Your goal »
Take every line from the material that has the word "revenus" in it.

Material for this task »
********************

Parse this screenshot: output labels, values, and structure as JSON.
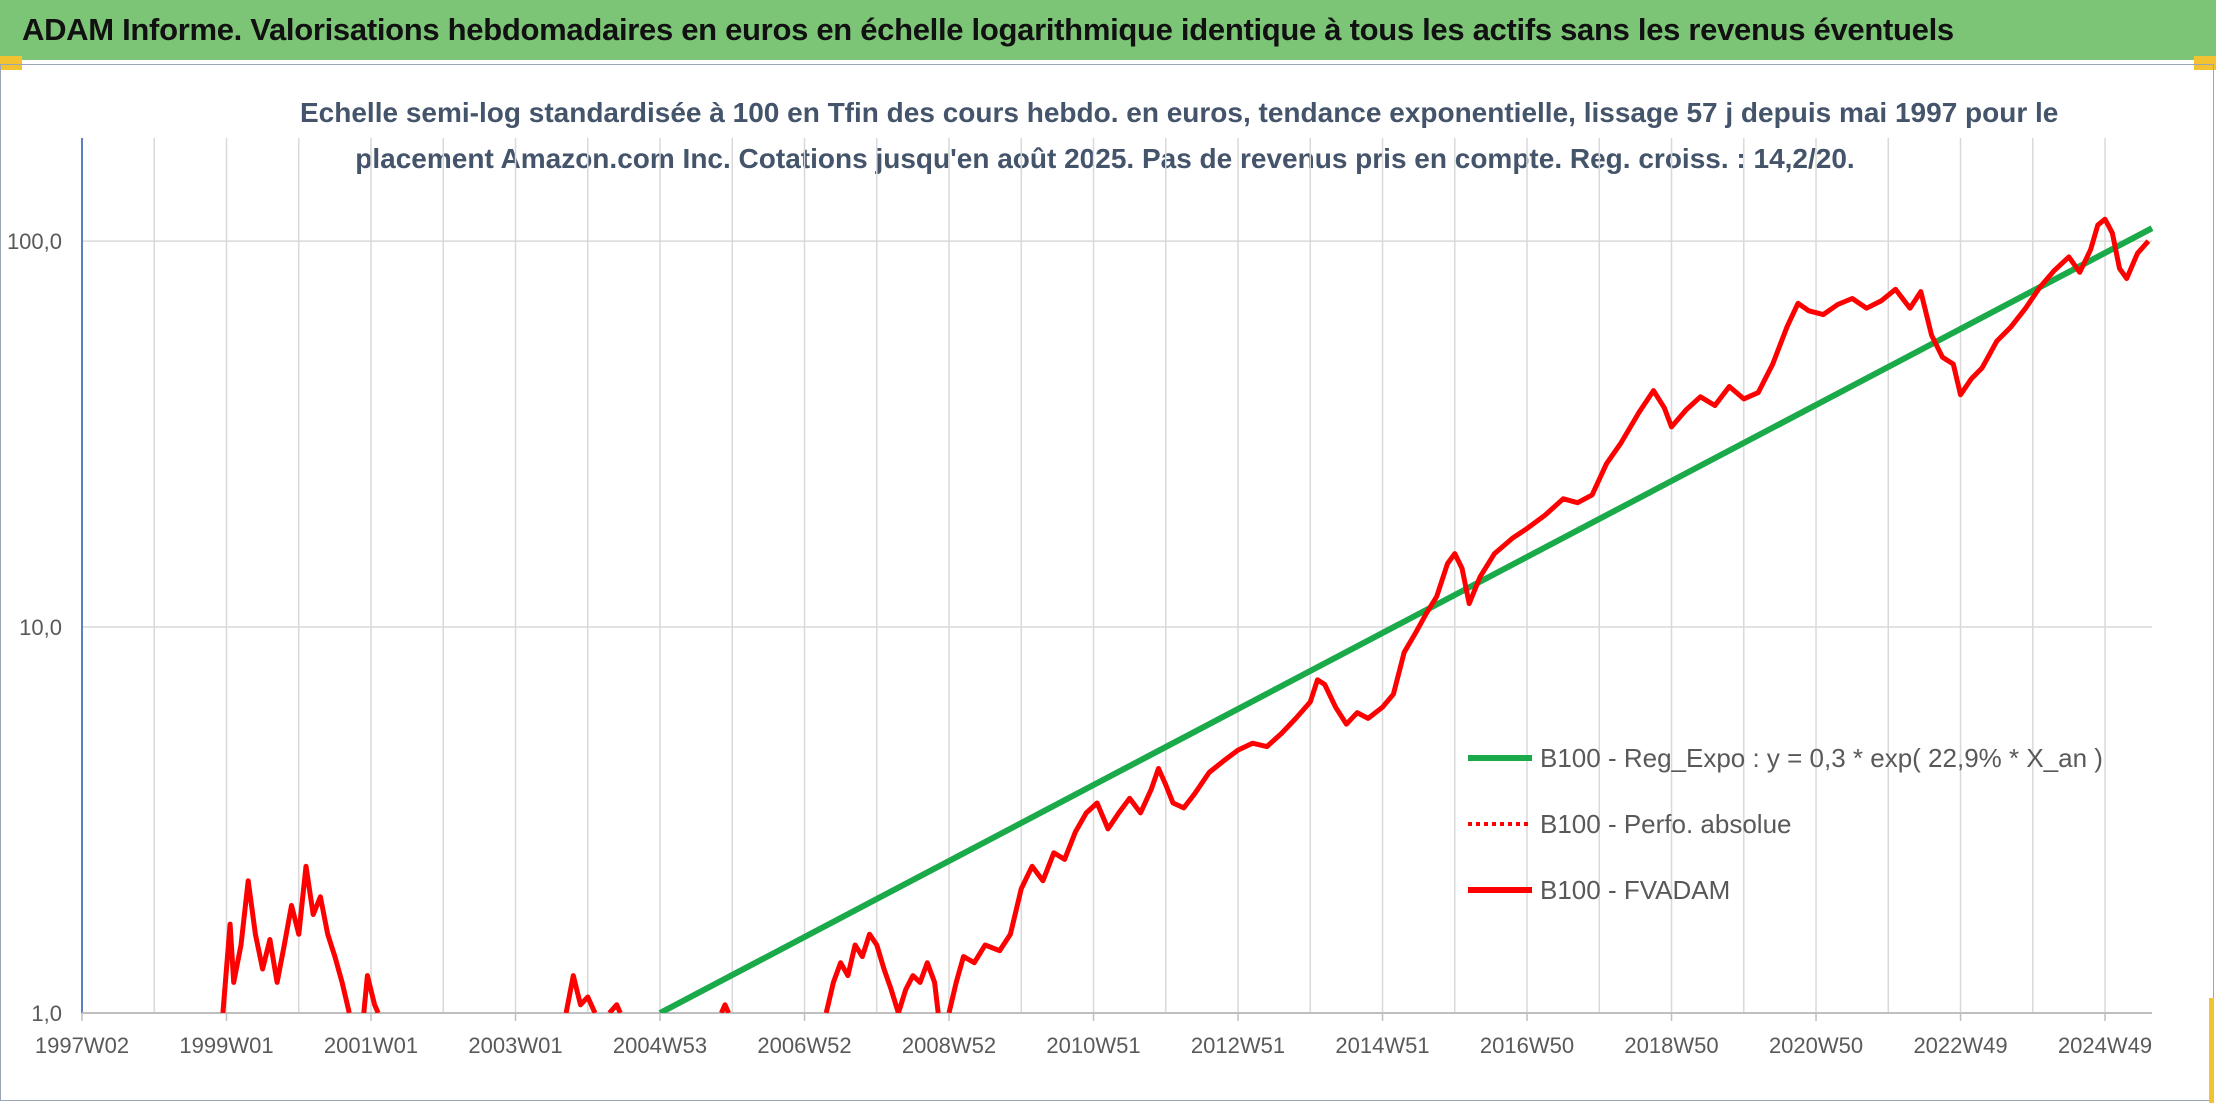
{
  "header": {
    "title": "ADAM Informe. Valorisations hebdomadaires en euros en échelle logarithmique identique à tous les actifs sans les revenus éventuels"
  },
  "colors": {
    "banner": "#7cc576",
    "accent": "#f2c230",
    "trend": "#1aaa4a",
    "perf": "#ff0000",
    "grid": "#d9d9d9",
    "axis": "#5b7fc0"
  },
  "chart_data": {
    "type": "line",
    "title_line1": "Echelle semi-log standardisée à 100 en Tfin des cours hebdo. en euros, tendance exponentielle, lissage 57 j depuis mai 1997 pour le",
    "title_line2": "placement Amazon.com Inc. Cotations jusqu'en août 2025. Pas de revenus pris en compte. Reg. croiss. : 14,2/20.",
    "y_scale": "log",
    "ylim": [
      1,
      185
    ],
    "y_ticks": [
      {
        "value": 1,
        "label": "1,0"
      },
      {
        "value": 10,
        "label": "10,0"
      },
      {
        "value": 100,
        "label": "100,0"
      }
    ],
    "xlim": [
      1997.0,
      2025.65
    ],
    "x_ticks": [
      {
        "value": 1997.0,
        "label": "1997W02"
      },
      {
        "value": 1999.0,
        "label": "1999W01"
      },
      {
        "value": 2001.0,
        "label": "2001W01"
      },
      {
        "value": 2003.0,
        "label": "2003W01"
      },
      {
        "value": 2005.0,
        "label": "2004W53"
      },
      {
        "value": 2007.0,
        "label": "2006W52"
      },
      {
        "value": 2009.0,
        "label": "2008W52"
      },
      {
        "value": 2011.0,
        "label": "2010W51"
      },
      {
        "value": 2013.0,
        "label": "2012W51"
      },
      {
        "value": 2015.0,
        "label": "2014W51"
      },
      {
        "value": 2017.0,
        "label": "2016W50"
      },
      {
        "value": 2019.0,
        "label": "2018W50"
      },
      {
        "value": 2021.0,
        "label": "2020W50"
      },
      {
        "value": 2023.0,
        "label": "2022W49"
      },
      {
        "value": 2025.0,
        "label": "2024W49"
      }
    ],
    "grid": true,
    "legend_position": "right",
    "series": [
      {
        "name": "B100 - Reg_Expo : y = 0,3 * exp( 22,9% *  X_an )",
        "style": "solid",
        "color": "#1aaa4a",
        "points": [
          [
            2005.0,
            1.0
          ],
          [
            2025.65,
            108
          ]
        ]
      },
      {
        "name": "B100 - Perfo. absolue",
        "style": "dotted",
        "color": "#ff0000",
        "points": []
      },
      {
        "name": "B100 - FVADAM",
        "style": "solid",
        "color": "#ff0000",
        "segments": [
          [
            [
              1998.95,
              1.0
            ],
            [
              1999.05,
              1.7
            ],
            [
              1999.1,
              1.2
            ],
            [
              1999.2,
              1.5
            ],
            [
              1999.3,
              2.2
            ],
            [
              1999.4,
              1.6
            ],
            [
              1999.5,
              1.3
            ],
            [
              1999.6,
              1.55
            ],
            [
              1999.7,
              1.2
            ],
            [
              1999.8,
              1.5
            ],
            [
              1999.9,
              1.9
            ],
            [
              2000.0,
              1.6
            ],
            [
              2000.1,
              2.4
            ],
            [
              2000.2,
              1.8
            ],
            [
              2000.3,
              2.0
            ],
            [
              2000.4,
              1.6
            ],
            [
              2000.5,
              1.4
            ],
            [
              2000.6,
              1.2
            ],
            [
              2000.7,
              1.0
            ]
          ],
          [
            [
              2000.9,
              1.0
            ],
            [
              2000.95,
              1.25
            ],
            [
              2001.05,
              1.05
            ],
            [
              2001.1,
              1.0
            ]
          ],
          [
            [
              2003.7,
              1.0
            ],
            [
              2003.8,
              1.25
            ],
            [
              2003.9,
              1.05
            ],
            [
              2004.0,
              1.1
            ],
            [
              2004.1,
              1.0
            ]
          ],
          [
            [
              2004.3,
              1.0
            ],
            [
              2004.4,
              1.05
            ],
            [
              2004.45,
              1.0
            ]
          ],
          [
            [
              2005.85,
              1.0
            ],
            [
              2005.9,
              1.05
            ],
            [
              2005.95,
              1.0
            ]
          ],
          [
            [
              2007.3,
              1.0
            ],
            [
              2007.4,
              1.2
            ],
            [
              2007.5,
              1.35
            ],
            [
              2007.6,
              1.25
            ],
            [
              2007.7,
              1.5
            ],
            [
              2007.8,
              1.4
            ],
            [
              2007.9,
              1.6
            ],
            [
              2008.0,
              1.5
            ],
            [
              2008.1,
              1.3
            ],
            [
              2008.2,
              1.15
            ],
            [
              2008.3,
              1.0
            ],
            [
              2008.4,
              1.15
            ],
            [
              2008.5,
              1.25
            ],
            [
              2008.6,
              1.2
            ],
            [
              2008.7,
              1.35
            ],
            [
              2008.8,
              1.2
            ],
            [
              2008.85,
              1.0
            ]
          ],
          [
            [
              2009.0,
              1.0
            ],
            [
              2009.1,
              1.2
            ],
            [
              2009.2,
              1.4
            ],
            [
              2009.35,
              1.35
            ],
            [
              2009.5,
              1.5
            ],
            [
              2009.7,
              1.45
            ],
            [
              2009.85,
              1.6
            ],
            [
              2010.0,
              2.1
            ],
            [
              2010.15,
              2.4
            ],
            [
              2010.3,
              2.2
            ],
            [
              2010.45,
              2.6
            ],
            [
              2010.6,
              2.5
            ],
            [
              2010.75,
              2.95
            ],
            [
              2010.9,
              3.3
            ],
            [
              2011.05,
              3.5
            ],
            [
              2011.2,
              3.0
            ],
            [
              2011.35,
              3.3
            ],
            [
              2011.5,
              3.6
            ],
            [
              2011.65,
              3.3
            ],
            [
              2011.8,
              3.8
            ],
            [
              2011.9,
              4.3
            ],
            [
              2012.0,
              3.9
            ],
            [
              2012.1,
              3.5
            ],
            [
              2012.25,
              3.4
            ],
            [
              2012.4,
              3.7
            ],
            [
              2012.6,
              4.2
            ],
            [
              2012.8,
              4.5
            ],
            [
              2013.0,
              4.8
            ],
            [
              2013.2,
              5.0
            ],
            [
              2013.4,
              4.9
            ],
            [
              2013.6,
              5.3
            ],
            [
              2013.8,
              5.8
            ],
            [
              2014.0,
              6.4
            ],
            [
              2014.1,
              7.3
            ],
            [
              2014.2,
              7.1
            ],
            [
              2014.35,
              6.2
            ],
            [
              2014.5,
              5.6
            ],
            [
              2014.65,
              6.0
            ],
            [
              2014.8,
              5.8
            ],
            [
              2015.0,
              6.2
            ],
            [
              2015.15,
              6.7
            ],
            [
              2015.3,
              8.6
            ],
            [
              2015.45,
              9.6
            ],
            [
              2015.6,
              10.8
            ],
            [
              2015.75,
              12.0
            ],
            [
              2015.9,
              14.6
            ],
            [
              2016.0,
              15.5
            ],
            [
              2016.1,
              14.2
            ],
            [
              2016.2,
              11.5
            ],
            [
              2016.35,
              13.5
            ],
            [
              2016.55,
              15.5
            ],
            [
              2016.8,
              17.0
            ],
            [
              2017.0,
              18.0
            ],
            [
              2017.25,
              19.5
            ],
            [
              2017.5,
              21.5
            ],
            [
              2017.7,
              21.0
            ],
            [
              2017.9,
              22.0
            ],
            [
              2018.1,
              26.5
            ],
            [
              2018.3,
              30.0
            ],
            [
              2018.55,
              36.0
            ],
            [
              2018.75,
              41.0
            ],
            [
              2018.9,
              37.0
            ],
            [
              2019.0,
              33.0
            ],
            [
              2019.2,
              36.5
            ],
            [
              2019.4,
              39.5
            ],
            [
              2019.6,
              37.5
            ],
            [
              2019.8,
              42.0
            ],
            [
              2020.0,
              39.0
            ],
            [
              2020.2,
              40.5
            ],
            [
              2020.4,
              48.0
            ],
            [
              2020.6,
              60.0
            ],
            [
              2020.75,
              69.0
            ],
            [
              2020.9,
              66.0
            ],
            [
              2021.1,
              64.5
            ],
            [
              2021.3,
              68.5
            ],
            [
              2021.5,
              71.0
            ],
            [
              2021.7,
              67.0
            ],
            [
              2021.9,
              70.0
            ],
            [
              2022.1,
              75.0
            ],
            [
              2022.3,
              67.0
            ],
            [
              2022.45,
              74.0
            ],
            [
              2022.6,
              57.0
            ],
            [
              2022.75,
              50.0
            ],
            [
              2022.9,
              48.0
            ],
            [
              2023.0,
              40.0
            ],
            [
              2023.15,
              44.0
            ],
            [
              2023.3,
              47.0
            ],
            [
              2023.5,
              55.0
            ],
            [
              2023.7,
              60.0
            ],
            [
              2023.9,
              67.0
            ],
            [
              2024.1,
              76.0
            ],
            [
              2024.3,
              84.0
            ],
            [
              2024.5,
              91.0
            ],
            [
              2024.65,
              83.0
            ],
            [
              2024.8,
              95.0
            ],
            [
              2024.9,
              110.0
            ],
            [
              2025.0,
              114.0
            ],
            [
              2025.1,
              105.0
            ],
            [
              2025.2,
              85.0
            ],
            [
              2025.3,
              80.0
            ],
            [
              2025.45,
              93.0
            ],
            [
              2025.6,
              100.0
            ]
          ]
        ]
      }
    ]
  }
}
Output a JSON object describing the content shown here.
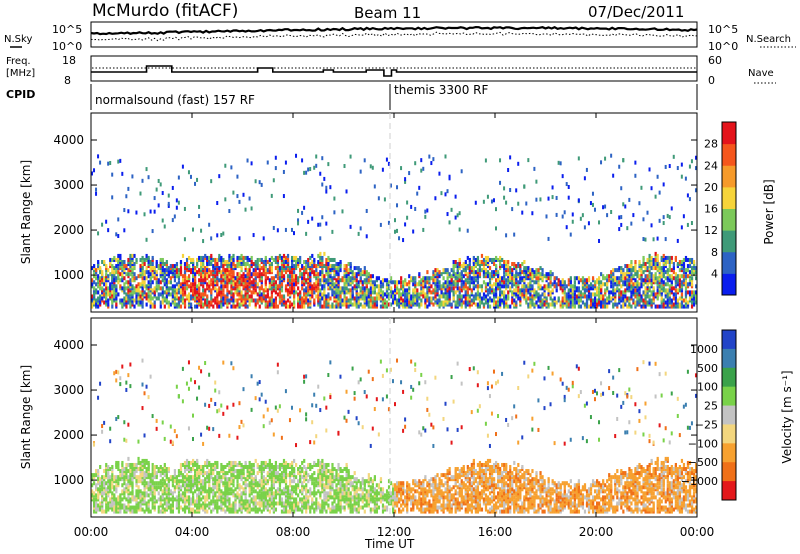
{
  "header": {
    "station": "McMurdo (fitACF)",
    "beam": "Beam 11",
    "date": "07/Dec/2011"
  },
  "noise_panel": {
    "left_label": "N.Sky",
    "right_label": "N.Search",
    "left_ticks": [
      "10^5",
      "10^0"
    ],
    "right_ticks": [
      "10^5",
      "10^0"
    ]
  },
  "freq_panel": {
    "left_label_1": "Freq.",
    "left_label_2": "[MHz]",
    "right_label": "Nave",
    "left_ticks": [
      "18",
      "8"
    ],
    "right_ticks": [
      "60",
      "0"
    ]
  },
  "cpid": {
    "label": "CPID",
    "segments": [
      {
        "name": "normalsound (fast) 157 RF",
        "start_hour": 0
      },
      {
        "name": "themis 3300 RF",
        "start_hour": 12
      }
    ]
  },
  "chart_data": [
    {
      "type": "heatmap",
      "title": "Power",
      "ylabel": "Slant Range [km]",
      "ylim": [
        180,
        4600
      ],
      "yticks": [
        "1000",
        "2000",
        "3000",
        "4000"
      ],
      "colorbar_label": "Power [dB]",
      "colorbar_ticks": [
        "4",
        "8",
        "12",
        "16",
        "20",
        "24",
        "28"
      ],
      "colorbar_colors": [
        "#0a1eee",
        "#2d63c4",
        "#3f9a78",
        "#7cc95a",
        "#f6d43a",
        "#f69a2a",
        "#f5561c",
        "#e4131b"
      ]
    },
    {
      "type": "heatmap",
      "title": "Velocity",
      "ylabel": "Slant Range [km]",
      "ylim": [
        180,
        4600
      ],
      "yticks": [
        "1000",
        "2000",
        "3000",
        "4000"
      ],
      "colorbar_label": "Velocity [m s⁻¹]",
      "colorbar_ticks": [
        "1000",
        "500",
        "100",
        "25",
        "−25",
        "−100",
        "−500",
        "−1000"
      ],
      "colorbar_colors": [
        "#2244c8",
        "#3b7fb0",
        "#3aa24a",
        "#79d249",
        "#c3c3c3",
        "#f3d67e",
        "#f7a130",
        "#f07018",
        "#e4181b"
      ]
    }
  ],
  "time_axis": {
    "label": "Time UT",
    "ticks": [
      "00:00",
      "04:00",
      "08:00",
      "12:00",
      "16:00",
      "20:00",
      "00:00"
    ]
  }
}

********************

Response below »
    "title": "ADAM Informe. Valorisations hebdomadaires en euros en échelle logarithmique identique à tous les actifs sans les revenus éventuels"
    "title_line2": "placement Amazon.com Inc. Cotations jusqu'en août 2025. Pas de revenus pris en compte. Reg. croiss. : 14,2/20.",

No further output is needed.